*GIVEN REQUEST*
Locate the word "name" in the material, then show every line that holds it.

*DATA ENTRIES*
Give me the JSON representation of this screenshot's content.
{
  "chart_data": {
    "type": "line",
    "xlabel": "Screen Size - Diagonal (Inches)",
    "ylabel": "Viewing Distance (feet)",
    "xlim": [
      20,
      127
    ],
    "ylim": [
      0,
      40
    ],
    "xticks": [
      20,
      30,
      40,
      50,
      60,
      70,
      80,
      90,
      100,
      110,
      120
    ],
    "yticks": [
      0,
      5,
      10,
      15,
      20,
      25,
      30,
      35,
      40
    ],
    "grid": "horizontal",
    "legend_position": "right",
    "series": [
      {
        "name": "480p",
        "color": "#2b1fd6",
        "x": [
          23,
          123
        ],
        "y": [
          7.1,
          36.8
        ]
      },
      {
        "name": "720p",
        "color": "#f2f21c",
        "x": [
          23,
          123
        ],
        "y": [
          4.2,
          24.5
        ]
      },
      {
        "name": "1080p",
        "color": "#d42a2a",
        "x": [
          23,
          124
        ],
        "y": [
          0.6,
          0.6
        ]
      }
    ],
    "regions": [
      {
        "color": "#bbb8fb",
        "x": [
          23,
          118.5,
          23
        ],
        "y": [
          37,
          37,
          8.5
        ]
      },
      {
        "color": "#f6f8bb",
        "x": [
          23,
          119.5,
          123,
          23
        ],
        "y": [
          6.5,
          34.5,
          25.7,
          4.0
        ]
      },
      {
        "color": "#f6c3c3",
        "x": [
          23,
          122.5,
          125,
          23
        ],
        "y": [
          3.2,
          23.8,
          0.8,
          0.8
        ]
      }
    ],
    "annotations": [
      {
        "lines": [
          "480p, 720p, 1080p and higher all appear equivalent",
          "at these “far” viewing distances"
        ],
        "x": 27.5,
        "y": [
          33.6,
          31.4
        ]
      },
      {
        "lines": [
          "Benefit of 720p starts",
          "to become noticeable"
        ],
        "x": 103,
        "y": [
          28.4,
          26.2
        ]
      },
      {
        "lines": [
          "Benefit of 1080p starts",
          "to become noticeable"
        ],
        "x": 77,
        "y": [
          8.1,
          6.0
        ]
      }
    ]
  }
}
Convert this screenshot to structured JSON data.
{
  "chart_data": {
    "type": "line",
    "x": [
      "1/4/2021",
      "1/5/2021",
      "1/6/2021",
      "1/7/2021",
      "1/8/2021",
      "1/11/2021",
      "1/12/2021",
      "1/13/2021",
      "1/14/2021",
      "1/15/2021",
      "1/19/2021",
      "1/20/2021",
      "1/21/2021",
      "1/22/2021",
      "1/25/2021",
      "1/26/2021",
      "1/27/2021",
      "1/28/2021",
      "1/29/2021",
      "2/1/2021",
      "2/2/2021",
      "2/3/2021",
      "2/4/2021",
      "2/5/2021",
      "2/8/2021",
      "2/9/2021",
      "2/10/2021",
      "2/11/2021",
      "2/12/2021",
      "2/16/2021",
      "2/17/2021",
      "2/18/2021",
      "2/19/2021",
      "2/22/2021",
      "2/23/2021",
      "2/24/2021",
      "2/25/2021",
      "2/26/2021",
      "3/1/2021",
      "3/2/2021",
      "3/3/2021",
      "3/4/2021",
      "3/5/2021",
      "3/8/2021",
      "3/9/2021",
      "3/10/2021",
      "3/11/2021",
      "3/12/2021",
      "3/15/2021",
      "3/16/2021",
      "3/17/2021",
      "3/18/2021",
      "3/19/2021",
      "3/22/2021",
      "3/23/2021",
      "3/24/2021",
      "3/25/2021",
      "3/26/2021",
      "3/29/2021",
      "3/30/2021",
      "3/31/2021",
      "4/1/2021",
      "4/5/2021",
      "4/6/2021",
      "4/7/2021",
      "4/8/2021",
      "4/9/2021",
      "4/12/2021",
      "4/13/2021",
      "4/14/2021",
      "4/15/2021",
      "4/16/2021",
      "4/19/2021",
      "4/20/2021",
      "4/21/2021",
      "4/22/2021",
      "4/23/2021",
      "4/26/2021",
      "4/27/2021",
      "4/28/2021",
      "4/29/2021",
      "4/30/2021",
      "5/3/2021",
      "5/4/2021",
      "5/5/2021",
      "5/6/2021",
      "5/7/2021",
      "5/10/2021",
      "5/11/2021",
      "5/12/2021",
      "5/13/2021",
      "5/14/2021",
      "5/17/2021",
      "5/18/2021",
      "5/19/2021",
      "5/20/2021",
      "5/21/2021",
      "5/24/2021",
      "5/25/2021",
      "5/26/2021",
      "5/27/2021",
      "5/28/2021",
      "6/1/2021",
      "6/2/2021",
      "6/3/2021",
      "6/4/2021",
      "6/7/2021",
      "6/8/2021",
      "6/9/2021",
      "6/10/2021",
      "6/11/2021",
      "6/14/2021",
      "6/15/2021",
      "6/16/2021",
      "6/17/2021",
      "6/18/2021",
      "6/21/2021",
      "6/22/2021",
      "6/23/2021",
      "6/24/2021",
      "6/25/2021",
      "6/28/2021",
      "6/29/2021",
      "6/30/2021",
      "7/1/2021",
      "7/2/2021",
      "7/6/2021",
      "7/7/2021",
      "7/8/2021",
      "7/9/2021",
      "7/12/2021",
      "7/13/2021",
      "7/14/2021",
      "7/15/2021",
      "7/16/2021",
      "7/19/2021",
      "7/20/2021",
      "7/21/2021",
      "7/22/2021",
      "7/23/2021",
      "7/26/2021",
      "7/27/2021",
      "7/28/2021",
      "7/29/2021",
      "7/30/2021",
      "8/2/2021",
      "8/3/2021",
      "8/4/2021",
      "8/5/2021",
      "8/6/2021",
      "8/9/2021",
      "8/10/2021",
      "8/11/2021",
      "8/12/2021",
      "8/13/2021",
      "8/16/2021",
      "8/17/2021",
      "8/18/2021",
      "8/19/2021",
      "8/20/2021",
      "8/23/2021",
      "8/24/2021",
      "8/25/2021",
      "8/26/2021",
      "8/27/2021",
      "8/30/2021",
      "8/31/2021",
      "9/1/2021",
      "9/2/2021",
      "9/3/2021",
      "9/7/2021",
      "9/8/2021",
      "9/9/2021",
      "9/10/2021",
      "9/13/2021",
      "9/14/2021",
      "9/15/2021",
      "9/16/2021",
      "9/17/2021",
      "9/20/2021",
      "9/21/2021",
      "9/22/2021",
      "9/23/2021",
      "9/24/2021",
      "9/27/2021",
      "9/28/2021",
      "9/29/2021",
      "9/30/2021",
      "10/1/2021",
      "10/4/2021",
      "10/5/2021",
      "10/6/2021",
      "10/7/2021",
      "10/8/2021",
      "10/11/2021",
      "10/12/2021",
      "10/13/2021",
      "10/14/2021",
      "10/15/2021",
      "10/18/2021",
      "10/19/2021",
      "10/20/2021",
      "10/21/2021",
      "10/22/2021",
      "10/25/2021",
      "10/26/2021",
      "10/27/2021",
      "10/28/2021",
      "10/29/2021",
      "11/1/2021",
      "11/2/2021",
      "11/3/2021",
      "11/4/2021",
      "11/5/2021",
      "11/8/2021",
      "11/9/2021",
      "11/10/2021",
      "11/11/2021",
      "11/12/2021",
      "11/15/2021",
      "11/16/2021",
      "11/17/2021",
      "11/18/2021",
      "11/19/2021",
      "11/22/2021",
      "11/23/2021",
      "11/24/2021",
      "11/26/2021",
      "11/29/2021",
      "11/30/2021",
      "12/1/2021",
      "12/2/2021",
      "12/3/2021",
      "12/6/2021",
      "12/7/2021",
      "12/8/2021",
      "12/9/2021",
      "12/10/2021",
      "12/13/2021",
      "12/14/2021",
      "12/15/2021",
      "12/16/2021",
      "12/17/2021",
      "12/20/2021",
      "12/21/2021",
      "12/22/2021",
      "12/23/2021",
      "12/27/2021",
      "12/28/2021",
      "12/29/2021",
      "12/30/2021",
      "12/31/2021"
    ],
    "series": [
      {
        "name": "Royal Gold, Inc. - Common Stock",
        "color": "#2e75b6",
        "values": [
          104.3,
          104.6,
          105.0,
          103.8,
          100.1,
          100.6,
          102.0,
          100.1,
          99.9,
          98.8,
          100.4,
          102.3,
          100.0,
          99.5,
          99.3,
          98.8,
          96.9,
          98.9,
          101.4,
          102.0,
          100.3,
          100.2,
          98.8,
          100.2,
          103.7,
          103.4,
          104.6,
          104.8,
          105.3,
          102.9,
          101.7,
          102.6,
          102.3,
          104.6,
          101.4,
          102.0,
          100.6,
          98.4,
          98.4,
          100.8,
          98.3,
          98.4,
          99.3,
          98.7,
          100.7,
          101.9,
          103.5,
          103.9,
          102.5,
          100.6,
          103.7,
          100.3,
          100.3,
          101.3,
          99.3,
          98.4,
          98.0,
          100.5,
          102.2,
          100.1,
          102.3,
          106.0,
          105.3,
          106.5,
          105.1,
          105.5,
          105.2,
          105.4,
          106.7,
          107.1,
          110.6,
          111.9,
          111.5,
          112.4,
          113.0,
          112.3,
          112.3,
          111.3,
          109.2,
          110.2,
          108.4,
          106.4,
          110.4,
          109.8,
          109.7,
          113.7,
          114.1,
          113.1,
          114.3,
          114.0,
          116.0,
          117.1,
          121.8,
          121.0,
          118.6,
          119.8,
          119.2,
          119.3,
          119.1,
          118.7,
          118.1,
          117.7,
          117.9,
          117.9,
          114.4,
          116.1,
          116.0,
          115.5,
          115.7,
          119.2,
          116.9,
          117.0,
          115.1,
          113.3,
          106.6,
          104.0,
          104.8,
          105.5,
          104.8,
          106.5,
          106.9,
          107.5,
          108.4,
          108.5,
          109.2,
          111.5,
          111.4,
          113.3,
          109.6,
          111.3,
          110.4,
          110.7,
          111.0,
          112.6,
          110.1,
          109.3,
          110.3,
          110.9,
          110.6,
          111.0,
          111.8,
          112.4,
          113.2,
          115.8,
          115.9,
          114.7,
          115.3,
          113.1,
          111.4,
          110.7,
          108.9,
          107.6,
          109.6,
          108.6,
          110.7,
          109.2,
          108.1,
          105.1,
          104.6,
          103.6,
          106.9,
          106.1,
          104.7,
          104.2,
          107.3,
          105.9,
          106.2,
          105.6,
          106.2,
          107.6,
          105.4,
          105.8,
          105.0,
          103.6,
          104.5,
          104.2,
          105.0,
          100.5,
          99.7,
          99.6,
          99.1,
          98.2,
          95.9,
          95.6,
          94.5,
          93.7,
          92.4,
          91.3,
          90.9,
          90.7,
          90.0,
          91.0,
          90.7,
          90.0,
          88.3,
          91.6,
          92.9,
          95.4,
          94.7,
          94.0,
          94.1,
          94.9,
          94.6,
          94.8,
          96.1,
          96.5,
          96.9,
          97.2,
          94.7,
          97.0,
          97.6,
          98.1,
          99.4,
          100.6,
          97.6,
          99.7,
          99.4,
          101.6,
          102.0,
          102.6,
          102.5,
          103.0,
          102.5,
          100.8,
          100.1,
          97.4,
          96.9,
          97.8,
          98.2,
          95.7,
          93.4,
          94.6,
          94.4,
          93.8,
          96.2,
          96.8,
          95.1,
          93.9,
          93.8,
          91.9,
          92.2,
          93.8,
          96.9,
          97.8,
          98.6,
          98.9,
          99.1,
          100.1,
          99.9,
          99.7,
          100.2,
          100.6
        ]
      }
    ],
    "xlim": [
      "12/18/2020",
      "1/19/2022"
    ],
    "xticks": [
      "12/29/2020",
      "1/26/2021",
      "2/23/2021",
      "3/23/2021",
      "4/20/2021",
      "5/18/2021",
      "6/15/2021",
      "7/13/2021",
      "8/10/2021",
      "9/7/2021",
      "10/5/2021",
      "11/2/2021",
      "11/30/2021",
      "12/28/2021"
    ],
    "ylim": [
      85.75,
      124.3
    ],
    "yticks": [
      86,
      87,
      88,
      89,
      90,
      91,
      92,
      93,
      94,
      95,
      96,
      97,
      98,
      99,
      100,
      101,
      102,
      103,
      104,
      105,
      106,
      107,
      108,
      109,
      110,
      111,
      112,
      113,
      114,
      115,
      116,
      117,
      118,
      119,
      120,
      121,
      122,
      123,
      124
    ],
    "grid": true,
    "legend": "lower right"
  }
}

*FULL SOLUTION*
        "name": "480p",
        "name": "720p",
        "name": "1080p",
        "name": "Royal Gold, Inc. - Common Stock",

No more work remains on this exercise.